Exercise objective: Copy the data exactly as it appears, and do not include any pictures.

Data records

"""

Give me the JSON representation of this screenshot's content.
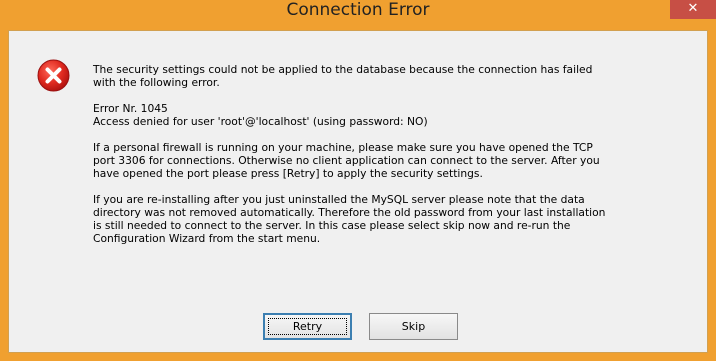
{
  "window": {
    "title": "Connection Error",
    "close_label": "✕"
  },
  "icons": {
    "error": "error-icon",
    "close": "close-icon"
  },
  "colors": {
    "titlebar": "#f0a030",
    "close_button": "#c74f45",
    "error_icon": "#d82020"
  },
  "message": {
    "intro_line1": "The security settings could not be applied to the database because the connection has failed",
    "intro_line2": "with the following error.",
    "error_number": "Error Nr. 1045",
    "error_detail": "Access denied for user 'root'@'localhost' (using password: NO)",
    "firewall_line1": "If a personal firewall is running on your machine, please make sure you have opened the TCP",
    "firewall_line2": "port 3306 for connections. Otherwise no client application can connect to the server. After you",
    "firewall_line3": "have opened the port please press [Retry] to apply the security settings.",
    "reinstall_line1": "If you are re-installing after you just uninstalled the MySQL server please note that the data",
    "reinstall_line2": "directory was not removed automatically. Therefore the old password from your last installation",
    "reinstall_line3": "is still needed to connect to the server. In this case please select skip now and re-run the",
    "reinstall_line4": "Configuration Wizard from the start menu."
  },
  "buttons": {
    "retry": "Retry",
    "skip": "Skip"
  }
}
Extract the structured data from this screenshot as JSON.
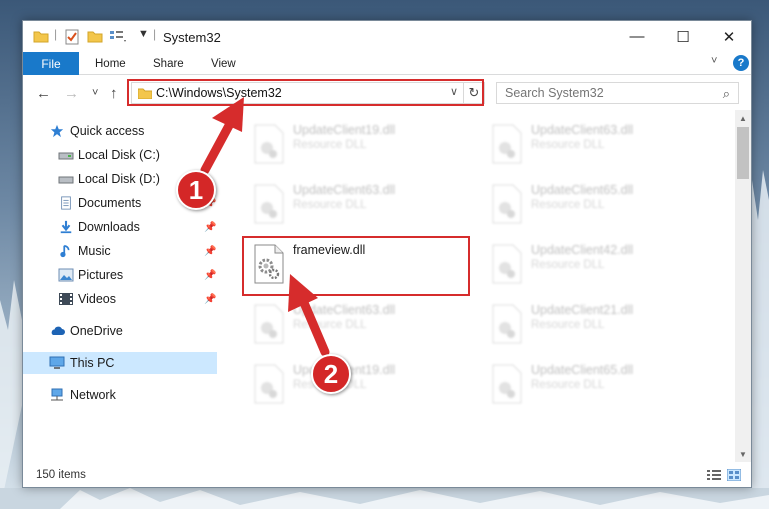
{
  "window": {
    "title": "System32",
    "min_glyph": "—",
    "max_glyph": "☐",
    "close_glyph": "✕"
  },
  "ribbon": {
    "tabs": [
      "File",
      "Home",
      "Share",
      "View"
    ],
    "collapse_glyph": "˅",
    "help_glyph": "?"
  },
  "nav": {
    "back_glyph": "←",
    "forward_glyph": "→",
    "recent_glyph": "˅",
    "up_glyph": "↑",
    "address": "C:\\Windows\\System32",
    "address_drop_glyph": "∨",
    "refresh_glyph": "↻",
    "search_placeholder": "Search System32",
    "search_glyph": "⌕"
  },
  "sidebar": {
    "items": [
      {
        "label": "Quick access",
        "icon": "star-icon",
        "pinned": false
      },
      {
        "label": "Local Disk (C:)",
        "icon": "drive-icon",
        "pinned": false
      },
      {
        "label": "Local Disk (D:)",
        "icon": "drive-icon",
        "pinned": false
      },
      {
        "label": "Documents",
        "icon": "documents-icon",
        "pinned": true
      },
      {
        "label": "Downloads",
        "icon": "download-icon",
        "pinned": true
      },
      {
        "label": "Music",
        "icon": "music-icon",
        "pinned": true
      },
      {
        "label": "Pictures",
        "icon": "pictures-icon",
        "pinned": true
      },
      {
        "label": "Videos",
        "icon": "videos-icon",
        "pinned": true
      },
      {
        "label": "OneDrive",
        "icon": "cloud-icon",
        "pinned": false
      },
      {
        "label": "This PC",
        "icon": "computer-icon",
        "pinned": false,
        "selected": true
      },
      {
        "label": "Network",
        "icon": "network-icon",
        "pinned": false
      }
    ],
    "pin_glyph": "📌"
  },
  "files": [
    {
      "name": "UpdateClient19.dll",
      "type": "Resource DLL"
    },
    {
      "name": "UpdateClient63.dll",
      "type": "Resource DLL"
    },
    {
      "name": "UpdateClient63.dll",
      "type": "Resource DLL"
    },
    {
      "name": "UpdateClient65.dll",
      "type": "Resource DLL"
    },
    {
      "name": "frameview.dll",
      "type": ""
    },
    {
      "name": "UpdateClient42.dll",
      "type": "Resource DLL"
    },
    {
      "name": "UpdateClient63.dll",
      "type": "Resource DLL"
    },
    {
      "name": "UpdateClient21.dll",
      "type": "Resource DLL"
    },
    {
      "name": "UpdateClient19.dll",
      "type": "Resource DLL"
    },
    {
      "name": "UpdateClient65.dll",
      "type": "Resource DLL"
    }
  ],
  "status": {
    "item_count": "150 items"
  },
  "annotations": {
    "step1": "1",
    "step2": "2",
    "color": "#d62c2c"
  }
}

"""

Exercise solution:
Give me the JSON representation of this screenshot's content.
{
  "window": {
    "title": "Connection Error",
    "close_label": "✕"
  },
  "icons": {
    "error": "error-icon",
    "close": "close-icon"
  },
  "colors": {
    "titlebar": "#f0a030",
    "close_button": "#c74f45",
    "error_icon": "#d82020"
  },
  "message": {
    "intro_line1": "The security settings could not be applied to the database because the connection has failed",
    "intro_line2": "with the following error.",
    "error_number": "Error Nr. 1045",
    "error_detail": "Access denied for user 'root'@'localhost' (using password: NO)",
    "firewall_line1": "If a personal firewall is running on your machine, please make sure you have opened the TCP",
    "firewall_line2": "port 3306 for connections. Otherwise no client application can connect to the server. After you",
    "firewall_line3": "have opened the port please press [Retry] to apply the security settings.",
    "reinstall_line1": "If you are re-installing after you just uninstalled the MySQL server please note that the data",
    "reinstall_line2": "directory was not removed automatically. Therefore the old password from your last installation",
    "reinstall_line3": "is still needed to connect to the server. In this case please select skip now and re-run the",
    "reinstall_line4": "Configuration Wizard from the start menu."
  },
  "buttons": {
    "retry": "Retry",
    "skip": "Skip"
  }
}
Extract the structured data from this screenshot as JSON.
{
  "window": {
    "title": "System32",
    "min_glyph": "—",
    "max_glyph": "☐",
    "close_glyph": "✕"
  },
  "ribbon": {
    "tabs": [
      "File",
      "Home",
      "Share",
      "View"
    ],
    "collapse_glyph": "˅",
    "help_glyph": "?"
  },
  "nav": {
    "back_glyph": "←",
    "forward_glyph": "→",
    "recent_glyph": "˅",
    "up_glyph": "↑",
    "address": "C:\\Windows\\System32",
    "address_drop_glyph": "∨",
    "refresh_glyph": "↻",
    "search_placeholder": "Search System32",
    "search_glyph": "⌕"
  },
  "sidebar": {
    "items": [
      {
        "label": "Quick access",
        "icon": "star-icon",
        "pinned": false
      },
      {
        "label": "Local Disk (C:)",
        "icon": "drive-icon",
        "pinned": false
      },
      {
        "label": "Local Disk (D:)",
        "icon": "drive-icon",
        "pinned": false
      },
      {
        "label": "Documents",
        "icon": "documents-icon",
        "pinned": true
      },
      {
        "label": "Downloads",
        "icon": "download-icon",
        "pinned": true
      },
      {
        "label": "Music",
        "icon": "music-icon",
        "pinned": true
      },
      {
        "label": "Pictures",
        "icon": "pictures-icon",
        "pinned": true
      },
      {
        "label": "Videos",
        "icon": "videos-icon",
        "pinned": true
      },
      {
        "label": "OneDrive",
        "icon": "cloud-icon",
        "pinned": false
      },
      {
        "label": "This PC",
        "icon": "computer-icon",
        "pinned": false,
        "selected": true
      },
      {
        "label": "Network",
        "icon": "network-icon",
        "pinned": false
      }
    ],
    "pin_glyph": "📌"
  },
  "files": [
    {
      "name": "UpdateClient19.dll",
      "type": "Resource DLL"
    },
    {
      "name": "UpdateClient63.dll",
      "type": "Resource DLL"
    },
    {
      "name": "UpdateClient63.dll",
      "type": "Resource DLL"
    },
    {
      "name": "UpdateClient65.dll",
      "type": "Resource DLL"
    },
    {
      "name": "frameview.dll",
      "type": ""
    },
    {
      "name": "UpdateClient42.dll",
      "type": "Resource DLL"
    },
    {
      "name": "UpdateClient63.dll",
      "type": "Resource DLL"
    },
    {
      "name": "UpdateClient21.dll",
      "type": "Resource DLL"
    },
    {
      "name": "UpdateClient19.dll",
      "type": "Resource DLL"
    },
    {
      "name": "UpdateClient65.dll",
      "type": "Resource DLL"
    }
  ],
  "status": {
    "item_count": "150 items"
  },
  "annotations": {
    "step1": "1",
    "step2": "2",
    "color": "#d62c2c"
  }
}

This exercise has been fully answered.